>> Begin DATA PROVIDED
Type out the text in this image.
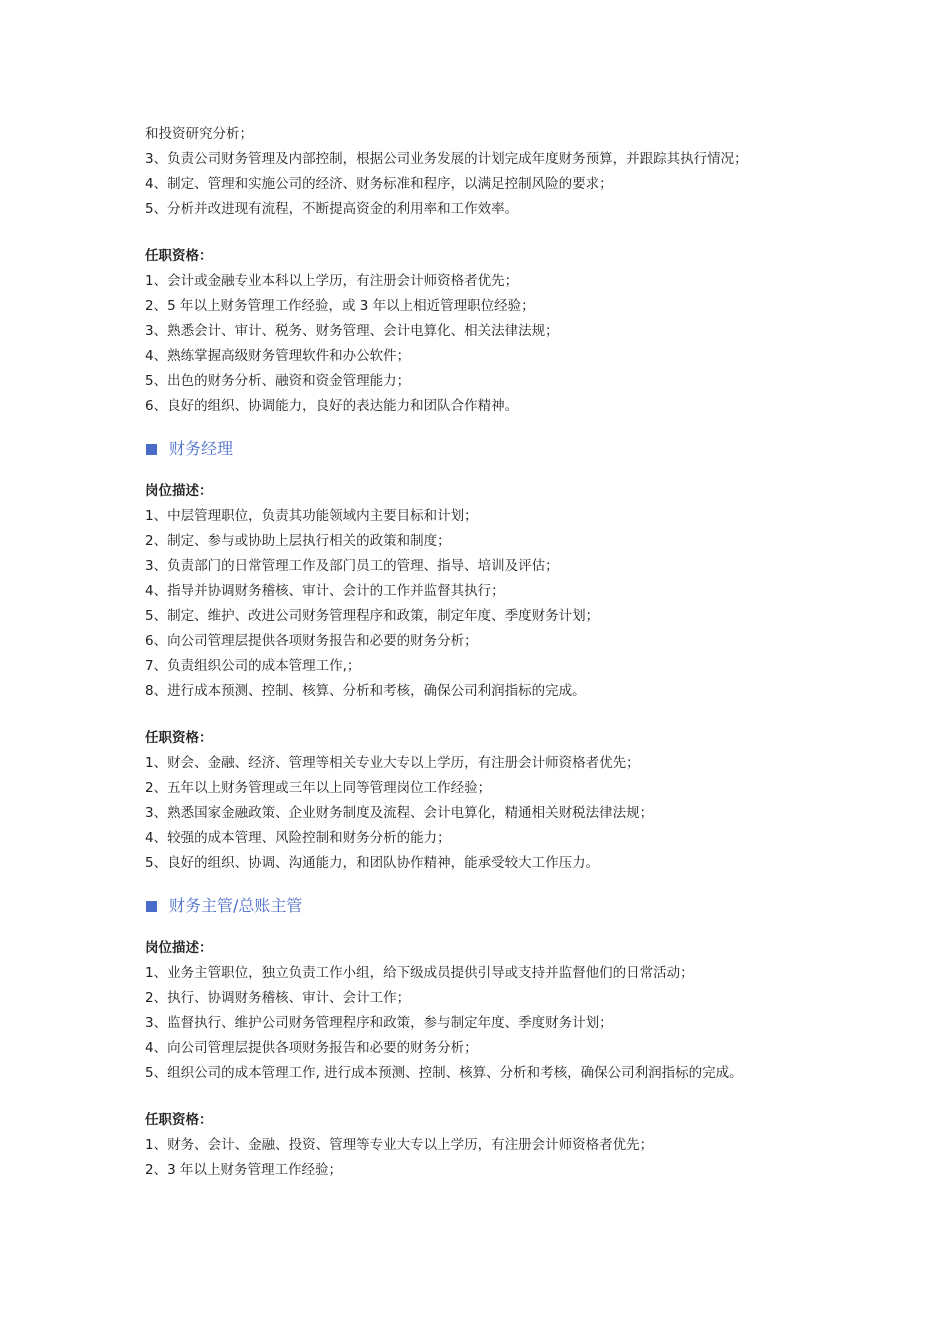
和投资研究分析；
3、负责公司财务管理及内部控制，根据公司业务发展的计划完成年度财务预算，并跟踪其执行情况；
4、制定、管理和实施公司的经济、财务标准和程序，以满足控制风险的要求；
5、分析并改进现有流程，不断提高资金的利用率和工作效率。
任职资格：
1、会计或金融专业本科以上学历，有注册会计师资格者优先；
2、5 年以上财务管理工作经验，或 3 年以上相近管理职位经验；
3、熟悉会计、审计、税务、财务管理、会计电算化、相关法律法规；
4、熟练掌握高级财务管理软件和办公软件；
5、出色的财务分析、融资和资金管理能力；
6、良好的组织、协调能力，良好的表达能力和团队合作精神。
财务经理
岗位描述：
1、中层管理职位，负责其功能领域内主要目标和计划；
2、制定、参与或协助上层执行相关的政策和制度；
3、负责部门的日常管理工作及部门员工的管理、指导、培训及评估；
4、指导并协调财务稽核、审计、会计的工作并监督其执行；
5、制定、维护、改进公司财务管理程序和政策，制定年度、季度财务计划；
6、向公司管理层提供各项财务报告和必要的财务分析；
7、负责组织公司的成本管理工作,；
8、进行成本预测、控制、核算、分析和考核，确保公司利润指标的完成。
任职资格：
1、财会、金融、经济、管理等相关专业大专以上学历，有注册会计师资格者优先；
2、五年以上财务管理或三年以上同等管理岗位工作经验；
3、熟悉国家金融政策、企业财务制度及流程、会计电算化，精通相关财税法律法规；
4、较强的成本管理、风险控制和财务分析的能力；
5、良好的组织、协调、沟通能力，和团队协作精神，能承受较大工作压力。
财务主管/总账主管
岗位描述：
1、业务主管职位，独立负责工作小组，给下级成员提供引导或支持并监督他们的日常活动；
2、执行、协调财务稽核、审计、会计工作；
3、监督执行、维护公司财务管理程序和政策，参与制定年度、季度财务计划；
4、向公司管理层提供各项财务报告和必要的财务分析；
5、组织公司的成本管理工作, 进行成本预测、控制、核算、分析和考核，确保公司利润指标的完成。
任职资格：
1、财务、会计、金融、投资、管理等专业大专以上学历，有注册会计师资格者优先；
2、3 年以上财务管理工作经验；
>> End DATA PROVIDED
>> Begin DATA PROVIDED
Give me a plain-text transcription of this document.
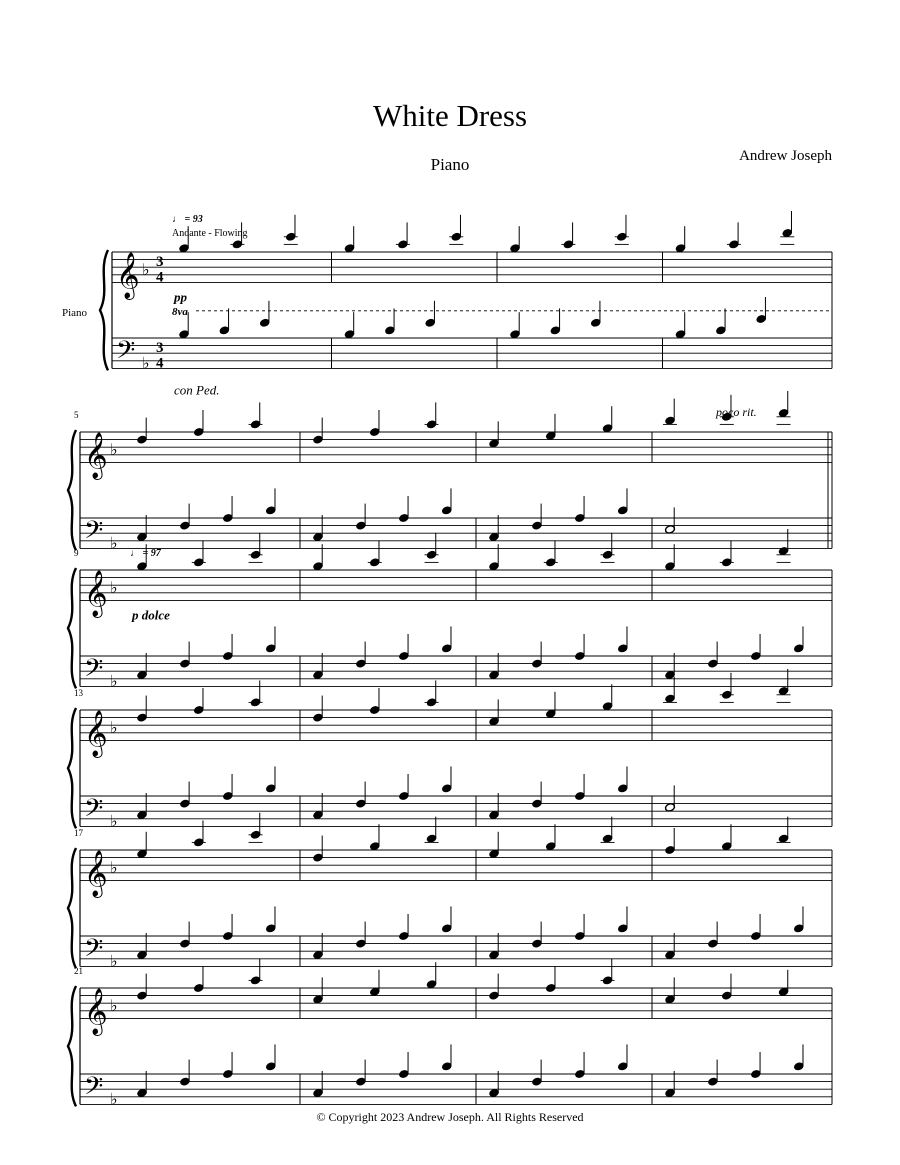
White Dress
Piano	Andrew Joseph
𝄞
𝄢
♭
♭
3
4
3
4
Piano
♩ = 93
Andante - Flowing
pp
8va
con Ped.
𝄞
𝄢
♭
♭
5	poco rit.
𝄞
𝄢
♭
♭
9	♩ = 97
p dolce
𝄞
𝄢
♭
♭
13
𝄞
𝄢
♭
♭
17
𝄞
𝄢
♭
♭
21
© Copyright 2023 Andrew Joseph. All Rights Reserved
>> End DATA PROVIDED
- _YOUR TASK_
Above are some records. Count the lines among them with the word "年以上财务管理工作经验", and answer with the number only.

- _RESPONSE TO THE EXERCISE_
2